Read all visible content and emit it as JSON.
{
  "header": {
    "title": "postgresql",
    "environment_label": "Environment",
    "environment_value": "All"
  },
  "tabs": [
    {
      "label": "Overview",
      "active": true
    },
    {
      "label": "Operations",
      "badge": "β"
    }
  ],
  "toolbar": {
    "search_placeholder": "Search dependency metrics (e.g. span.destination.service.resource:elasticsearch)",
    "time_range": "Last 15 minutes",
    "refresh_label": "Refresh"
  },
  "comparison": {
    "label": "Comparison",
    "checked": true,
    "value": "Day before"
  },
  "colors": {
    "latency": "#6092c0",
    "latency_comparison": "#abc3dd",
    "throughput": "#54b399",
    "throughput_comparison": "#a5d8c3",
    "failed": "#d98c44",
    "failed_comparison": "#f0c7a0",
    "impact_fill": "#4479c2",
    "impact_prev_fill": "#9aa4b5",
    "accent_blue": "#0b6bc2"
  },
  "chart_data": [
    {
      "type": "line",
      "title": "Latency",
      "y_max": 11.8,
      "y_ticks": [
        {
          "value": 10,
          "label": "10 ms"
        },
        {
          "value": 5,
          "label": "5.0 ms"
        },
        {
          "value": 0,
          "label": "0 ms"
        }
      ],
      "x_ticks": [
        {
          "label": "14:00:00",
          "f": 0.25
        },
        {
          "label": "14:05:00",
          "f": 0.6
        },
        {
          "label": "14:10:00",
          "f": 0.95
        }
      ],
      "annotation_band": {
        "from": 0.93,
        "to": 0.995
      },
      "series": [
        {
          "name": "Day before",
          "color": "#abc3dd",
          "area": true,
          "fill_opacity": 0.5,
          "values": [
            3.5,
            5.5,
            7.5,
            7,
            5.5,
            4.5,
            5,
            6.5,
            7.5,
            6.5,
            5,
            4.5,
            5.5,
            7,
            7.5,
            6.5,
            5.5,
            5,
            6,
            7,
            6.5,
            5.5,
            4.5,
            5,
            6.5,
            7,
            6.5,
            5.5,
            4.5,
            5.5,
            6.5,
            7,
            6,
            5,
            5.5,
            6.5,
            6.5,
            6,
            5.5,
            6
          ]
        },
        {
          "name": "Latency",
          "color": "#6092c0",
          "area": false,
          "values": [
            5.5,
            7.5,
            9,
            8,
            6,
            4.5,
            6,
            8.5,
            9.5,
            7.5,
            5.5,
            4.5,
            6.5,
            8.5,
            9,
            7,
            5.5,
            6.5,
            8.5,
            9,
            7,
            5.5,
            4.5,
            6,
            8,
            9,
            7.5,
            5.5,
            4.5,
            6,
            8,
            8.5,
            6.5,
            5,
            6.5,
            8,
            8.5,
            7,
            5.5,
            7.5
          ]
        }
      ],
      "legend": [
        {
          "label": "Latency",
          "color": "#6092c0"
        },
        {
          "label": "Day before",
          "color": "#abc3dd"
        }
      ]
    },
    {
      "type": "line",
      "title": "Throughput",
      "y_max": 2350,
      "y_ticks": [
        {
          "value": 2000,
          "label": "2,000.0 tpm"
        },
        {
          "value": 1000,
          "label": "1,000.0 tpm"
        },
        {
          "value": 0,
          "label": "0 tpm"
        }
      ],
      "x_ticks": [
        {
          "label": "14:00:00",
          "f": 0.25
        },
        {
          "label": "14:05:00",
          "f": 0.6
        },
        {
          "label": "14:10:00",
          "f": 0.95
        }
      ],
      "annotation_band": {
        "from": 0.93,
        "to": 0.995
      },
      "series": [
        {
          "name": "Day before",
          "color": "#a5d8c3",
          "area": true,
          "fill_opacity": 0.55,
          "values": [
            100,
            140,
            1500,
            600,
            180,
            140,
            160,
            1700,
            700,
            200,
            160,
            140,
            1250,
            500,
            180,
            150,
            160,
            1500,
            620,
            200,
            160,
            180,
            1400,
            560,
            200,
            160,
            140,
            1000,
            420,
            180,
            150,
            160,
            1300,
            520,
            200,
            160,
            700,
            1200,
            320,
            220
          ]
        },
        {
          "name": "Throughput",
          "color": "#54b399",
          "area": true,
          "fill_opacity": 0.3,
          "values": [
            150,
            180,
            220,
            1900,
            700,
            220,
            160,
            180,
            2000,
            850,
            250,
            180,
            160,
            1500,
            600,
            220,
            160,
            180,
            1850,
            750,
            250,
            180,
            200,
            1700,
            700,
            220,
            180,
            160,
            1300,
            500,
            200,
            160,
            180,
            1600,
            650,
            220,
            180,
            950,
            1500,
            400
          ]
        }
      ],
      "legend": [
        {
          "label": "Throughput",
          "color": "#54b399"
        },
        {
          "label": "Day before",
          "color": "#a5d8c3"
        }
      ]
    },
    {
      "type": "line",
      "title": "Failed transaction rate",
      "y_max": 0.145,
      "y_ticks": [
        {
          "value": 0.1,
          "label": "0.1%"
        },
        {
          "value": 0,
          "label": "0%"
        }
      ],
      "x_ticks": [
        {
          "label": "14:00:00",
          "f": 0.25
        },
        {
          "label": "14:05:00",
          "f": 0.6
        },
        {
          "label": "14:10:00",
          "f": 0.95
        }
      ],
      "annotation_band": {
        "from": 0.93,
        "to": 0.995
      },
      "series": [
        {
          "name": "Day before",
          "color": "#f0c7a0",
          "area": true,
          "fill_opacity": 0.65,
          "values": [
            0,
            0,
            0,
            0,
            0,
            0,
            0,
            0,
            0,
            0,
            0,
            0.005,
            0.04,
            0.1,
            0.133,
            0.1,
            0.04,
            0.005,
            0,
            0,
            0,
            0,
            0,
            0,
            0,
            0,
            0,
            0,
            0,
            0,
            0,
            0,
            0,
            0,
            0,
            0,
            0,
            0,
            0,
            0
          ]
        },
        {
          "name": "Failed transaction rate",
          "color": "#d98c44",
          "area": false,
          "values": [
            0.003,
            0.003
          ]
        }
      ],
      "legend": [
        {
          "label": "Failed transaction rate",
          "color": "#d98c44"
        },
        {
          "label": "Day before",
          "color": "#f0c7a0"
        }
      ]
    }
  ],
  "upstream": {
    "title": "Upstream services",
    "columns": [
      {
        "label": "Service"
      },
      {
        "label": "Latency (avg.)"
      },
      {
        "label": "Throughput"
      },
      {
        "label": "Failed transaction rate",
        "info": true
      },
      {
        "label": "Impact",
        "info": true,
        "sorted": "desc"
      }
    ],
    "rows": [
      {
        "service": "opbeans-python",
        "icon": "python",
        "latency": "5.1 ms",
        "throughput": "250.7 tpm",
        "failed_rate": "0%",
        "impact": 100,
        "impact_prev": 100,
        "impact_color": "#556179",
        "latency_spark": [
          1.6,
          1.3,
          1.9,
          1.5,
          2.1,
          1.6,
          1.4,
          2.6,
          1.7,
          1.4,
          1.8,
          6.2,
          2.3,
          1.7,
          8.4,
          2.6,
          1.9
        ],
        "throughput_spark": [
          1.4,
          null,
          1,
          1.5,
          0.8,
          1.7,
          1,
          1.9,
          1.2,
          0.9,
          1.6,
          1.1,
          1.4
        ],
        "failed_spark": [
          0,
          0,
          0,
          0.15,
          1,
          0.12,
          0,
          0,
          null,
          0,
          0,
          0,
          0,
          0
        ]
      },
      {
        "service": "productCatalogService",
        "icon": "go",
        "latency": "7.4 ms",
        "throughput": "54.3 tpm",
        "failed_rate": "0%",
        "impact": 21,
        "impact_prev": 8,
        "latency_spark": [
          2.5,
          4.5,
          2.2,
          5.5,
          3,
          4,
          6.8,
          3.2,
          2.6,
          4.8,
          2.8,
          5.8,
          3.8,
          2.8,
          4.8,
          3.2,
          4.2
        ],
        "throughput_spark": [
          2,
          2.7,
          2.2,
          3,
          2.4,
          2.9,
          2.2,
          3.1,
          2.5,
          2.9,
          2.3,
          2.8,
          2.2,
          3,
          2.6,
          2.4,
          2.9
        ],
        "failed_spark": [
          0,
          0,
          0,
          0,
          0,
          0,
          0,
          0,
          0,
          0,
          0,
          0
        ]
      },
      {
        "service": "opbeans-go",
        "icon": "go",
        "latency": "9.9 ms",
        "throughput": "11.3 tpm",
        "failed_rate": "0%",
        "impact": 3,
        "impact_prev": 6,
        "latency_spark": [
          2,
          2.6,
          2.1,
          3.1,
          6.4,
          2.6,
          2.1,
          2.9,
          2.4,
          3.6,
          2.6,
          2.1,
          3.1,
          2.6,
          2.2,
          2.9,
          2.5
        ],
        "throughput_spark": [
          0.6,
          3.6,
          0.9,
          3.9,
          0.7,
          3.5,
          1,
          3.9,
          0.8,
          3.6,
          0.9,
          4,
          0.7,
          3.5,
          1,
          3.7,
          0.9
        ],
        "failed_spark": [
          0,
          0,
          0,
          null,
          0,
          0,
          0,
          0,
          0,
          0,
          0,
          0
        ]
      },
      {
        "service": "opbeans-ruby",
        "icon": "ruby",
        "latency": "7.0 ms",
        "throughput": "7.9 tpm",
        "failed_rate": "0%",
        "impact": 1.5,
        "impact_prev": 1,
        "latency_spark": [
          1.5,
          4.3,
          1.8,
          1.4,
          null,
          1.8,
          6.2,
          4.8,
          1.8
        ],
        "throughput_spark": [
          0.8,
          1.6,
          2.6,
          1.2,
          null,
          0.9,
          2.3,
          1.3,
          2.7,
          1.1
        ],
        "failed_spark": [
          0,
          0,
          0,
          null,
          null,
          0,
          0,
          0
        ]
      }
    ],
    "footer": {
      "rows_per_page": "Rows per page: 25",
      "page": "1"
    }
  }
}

→ **What is asked**: Read the entries and pick out all lines that include the word "title".

→ **Solution for this exercise**:
    "title": "postgresql",
      "title": "Latency",
      "title": "Throughput",
      "title": "Failed transaction rate",
    "title": "Upstream services",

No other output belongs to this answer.